* [Dataset records]:
+===+
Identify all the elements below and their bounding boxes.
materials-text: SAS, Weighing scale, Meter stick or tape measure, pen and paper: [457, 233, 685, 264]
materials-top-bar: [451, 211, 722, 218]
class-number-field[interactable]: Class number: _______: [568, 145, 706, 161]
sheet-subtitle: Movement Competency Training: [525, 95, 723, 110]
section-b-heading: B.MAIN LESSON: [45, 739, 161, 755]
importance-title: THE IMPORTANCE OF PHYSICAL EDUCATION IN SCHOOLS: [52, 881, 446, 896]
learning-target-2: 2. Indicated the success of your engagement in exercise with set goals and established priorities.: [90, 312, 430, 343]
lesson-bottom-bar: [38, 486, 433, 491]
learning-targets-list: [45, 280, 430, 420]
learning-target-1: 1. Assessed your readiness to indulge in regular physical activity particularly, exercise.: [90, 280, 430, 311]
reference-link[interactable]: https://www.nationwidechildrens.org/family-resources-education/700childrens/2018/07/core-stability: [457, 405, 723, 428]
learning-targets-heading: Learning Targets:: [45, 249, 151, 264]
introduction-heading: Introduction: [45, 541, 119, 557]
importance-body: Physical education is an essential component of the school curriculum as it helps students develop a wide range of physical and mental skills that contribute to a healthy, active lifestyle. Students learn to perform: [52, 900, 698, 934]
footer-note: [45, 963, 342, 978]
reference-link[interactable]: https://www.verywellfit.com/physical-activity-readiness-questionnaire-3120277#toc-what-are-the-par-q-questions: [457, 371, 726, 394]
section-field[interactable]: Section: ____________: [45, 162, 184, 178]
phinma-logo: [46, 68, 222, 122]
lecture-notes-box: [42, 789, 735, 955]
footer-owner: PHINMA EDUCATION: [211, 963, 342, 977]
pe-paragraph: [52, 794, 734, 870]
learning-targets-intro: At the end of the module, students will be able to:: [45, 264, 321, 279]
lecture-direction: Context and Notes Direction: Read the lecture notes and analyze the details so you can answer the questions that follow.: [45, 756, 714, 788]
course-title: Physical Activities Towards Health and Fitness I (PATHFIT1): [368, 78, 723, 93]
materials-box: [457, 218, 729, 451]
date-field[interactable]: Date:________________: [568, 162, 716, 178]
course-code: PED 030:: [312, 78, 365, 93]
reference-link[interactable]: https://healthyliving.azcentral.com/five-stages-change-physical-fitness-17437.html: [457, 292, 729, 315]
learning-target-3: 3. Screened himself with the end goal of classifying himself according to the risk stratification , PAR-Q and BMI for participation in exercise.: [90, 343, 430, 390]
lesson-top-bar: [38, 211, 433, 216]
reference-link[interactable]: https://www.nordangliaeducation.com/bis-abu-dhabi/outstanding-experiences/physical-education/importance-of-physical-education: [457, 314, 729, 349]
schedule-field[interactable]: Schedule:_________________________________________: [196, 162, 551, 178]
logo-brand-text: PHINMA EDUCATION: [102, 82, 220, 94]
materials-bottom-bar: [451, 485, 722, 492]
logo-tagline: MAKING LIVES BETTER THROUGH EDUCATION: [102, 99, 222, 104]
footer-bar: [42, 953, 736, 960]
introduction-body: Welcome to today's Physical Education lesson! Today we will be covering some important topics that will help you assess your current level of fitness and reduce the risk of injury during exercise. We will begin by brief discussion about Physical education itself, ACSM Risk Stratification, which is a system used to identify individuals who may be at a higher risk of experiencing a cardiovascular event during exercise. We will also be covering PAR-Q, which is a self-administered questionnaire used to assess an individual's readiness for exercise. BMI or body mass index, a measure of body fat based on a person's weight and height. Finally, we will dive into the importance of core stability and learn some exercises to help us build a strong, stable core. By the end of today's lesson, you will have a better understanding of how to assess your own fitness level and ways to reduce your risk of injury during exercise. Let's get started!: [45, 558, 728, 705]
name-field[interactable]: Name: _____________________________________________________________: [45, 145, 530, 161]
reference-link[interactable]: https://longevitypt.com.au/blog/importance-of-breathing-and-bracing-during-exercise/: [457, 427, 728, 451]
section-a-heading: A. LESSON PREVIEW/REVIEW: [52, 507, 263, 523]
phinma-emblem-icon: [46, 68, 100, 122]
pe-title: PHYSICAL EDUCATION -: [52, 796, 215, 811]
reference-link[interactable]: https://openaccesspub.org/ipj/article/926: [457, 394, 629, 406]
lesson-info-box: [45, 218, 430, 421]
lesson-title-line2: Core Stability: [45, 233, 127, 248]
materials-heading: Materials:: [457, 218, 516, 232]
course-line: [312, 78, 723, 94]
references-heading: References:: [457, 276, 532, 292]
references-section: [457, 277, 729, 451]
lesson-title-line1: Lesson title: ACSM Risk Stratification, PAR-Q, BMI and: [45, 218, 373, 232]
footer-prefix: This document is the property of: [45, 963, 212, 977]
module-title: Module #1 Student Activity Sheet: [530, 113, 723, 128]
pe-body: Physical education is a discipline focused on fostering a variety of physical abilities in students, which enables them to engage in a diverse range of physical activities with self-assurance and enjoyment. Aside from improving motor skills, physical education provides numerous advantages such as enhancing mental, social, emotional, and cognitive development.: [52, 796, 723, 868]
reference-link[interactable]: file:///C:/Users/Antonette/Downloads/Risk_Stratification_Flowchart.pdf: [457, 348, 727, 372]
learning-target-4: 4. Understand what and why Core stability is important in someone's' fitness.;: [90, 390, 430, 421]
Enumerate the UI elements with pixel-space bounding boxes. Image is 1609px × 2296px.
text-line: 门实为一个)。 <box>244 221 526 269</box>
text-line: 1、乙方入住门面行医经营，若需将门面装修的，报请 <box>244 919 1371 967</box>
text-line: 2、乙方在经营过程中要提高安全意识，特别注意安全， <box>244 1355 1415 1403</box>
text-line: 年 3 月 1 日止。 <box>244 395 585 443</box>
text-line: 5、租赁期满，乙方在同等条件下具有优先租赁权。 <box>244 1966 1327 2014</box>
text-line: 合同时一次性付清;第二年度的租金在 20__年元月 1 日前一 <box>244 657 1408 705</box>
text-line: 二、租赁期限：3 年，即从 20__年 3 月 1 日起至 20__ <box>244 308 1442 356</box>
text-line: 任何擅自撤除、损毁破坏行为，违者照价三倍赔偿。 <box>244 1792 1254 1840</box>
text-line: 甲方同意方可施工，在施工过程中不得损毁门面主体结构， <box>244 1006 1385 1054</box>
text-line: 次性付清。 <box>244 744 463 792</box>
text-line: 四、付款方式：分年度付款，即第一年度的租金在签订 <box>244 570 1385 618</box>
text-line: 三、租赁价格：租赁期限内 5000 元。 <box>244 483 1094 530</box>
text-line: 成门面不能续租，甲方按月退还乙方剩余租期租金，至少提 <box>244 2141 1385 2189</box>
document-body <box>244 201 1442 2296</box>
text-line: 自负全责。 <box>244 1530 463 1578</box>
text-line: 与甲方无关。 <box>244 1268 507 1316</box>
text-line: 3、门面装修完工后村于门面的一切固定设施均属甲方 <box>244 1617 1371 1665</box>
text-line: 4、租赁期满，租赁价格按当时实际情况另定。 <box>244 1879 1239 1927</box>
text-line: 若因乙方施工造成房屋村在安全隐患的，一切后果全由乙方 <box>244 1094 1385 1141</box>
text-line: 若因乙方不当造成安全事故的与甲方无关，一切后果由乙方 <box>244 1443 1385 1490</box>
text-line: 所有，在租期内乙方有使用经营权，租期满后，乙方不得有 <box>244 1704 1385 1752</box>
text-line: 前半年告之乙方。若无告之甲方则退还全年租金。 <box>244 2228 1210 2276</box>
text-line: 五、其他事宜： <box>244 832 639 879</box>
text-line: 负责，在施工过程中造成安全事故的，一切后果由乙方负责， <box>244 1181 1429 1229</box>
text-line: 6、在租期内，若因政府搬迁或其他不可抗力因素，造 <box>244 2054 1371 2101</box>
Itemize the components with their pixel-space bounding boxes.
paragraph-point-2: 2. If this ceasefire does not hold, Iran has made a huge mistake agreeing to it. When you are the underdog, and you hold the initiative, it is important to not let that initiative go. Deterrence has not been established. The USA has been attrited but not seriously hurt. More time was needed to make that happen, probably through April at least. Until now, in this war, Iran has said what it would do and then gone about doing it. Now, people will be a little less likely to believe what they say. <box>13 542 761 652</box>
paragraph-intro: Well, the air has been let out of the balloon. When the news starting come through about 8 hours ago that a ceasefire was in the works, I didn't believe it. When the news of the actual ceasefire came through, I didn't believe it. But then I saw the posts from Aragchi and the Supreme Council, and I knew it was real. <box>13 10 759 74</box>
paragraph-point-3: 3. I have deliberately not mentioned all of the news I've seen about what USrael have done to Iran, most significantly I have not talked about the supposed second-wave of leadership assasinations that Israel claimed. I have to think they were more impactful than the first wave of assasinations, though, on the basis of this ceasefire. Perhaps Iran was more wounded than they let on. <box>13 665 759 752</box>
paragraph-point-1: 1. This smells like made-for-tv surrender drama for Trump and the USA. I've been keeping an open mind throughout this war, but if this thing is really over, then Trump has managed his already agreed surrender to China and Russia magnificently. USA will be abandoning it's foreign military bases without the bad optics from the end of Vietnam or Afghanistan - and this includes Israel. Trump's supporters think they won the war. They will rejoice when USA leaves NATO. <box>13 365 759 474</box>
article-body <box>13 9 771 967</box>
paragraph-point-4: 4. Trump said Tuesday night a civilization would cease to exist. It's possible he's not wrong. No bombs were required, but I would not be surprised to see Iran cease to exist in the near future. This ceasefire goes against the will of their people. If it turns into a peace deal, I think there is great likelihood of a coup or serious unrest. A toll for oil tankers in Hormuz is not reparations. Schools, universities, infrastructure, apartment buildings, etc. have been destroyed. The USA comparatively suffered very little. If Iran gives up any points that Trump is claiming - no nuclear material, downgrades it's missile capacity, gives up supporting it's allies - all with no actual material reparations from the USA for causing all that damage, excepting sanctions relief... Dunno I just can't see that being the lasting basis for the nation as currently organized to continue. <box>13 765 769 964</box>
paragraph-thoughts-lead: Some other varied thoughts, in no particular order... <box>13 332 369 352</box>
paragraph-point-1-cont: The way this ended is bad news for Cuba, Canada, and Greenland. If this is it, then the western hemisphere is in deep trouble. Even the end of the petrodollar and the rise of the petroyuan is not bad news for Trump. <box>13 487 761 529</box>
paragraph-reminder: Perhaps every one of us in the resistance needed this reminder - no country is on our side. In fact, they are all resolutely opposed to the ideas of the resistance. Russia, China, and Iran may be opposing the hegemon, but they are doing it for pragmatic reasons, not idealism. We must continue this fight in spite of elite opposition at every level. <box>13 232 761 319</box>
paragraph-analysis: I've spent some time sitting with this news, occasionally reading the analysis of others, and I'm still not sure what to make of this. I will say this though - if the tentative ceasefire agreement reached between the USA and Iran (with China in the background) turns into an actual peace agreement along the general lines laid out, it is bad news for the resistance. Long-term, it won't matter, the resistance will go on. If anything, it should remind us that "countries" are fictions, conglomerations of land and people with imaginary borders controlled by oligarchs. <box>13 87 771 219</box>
+===+
* [Required work]:
Quote verbatim the entries above, from the first line through the line containing "learning-targets-list: [45, 280, 430, 420]", including both of those lines.

* [Task result]:
Identify all the elements below and their bounding boxes.
materials-text: SAS, Weighing scale, Meter stick or tape measure, pen and paper: [457, 233, 685, 264]
materials-top-bar: [451, 211, 722, 218]
class-number-field[interactable]: Class number: _______: [568, 145, 706, 161]
sheet-subtitle: Movement Competency Training: [525, 95, 723, 110]
section-b-heading: B.MAIN LESSON: [45, 739, 161, 755]
importance-title: THE IMPORTANCE OF PHYSICAL EDUCATION IN SCHOOLS: [52, 881, 446, 896]
learning-target-2: 2. Indicated the success of your engagement in exercise with set goals and established priorities.: [90, 312, 430, 343]
lesson-bottom-bar: [38, 486, 433, 491]
learning-targets-list: [45, 280, 430, 420]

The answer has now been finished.